(PROMPT) Quote the entries that follow exactly, leaving none out.

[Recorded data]
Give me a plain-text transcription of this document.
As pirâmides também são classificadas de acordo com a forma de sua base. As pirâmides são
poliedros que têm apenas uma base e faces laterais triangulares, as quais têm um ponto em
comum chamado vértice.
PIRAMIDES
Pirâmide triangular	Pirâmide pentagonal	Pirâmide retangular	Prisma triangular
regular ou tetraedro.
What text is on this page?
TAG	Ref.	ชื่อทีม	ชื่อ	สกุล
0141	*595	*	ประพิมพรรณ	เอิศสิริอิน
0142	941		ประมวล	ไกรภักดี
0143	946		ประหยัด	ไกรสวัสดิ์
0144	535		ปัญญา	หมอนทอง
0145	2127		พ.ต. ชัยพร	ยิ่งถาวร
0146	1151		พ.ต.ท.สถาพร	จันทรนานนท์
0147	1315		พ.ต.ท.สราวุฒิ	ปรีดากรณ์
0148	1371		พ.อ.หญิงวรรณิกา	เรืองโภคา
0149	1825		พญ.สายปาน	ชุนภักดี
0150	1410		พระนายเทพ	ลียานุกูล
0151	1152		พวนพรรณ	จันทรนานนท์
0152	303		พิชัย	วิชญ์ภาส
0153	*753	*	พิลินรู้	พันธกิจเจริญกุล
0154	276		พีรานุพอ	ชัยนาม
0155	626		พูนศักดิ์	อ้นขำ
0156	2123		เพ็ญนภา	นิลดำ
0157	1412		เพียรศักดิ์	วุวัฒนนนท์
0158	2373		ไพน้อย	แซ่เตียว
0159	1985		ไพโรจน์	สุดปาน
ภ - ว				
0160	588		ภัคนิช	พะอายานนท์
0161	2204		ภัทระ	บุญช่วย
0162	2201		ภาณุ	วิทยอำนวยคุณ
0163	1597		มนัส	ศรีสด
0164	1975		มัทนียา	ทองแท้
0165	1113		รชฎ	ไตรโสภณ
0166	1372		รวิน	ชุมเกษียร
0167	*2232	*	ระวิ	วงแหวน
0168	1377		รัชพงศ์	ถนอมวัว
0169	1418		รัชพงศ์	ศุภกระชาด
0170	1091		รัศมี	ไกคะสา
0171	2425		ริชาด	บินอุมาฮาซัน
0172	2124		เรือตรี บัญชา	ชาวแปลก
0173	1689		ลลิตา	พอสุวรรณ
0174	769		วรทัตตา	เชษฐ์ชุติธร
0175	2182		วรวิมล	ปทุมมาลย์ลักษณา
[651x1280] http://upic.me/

(SOLUTION FOR THIS TASK)
Give me a plain-text transcription of this document.
As pirâmides também são classificadas de acordo com a forma de sua base. As pirâmides são
poliedros que têm apenas uma base e faces laterais triangulares, as quais têm um ponto em
comum chamado vértice.
PIRAMIDES
Pirâmide triangular	Pirâmide pentagonal	Pirâmide retangular	Prisma triangular
regular ou tetraedro.
What text is on this page?
TAG	Ref.	ชื่อทีม	ชื่อ	สกุล
0141	*595	*	ประพิมพรรณ	เอิศสิริอิน
0142	941		ประมวล	ไกรภักดี
0143	946		ประหยัด	ไกรสวัสดิ์
0144	535		ปัญญา	หมอนทอง
0145	2127		พ.ต. ชัยพร	ยิ่งถาวร
0146	1151		พ.ต.ท.สถาพร	จันทรนานนท์
0147	1315		พ.ต.ท.สราวุฒิ	ปรีดากรณ์
0148	1371		พ.อ.หญิงวรรณิกา	เรืองโภคา
0149	1825		พญ.สายปาน	ชุนภักดี
0150	1410		พระนายเทพ	ลียานุกูล
0151	1152		พวนพรรณ	จันทรนานนท์
0152	303		พิชัย	วิชญ์ภาส
0153	*753	*	พิลินรู้	พันธกิจเจริญกุล
0154	276		พีรานุพอ	ชัยนาม
0155	626		พูนศักดิ์	อ้นขำ
0156	2123		เพ็ญนภา	นิลดำ
0157	1412		เพียรศักดิ์	วุวัฒนนนท์
0158	2373		ไพน้อย	แซ่เตียว
0159	1985		ไพโรจน์	สุดปาน
ภ - ว				
0160	588		ภัคนิช	พะอายานนท์
0161	2204		ภัทระ	บุญช่วย
0162	2201		ภาณุ	วิทยอำนวยคุณ
0163	1597		มนัส	ศรีสด
0164	1975		มัทนียา	ทองแท้
0165	1113		รชฎ	ไตรโสภณ
0166	1372		รวิน	ชุมเกษียร
0167	*2232	*	ระวิ	วงแหวน
0168	1377		รัชพงศ์	ถนอมวัว
0169	1418		รัชพงศ์	ศุภกระชาด
0170	1091		รัศมี	ไกคะสา
0171	2425		ริชาด	บินอุมาฮาซัน
0172	2124		เรือตรี บัญชา	ชาวแปลก
0173	1689		ลลิตา	พอสุวรรณ
0174	769		วรทัตตา	เชษฐ์ชุติธร
0175	2182		วรวิมล	ปทุมมาลย์ลักษณา
[651x1280] http://upic.me/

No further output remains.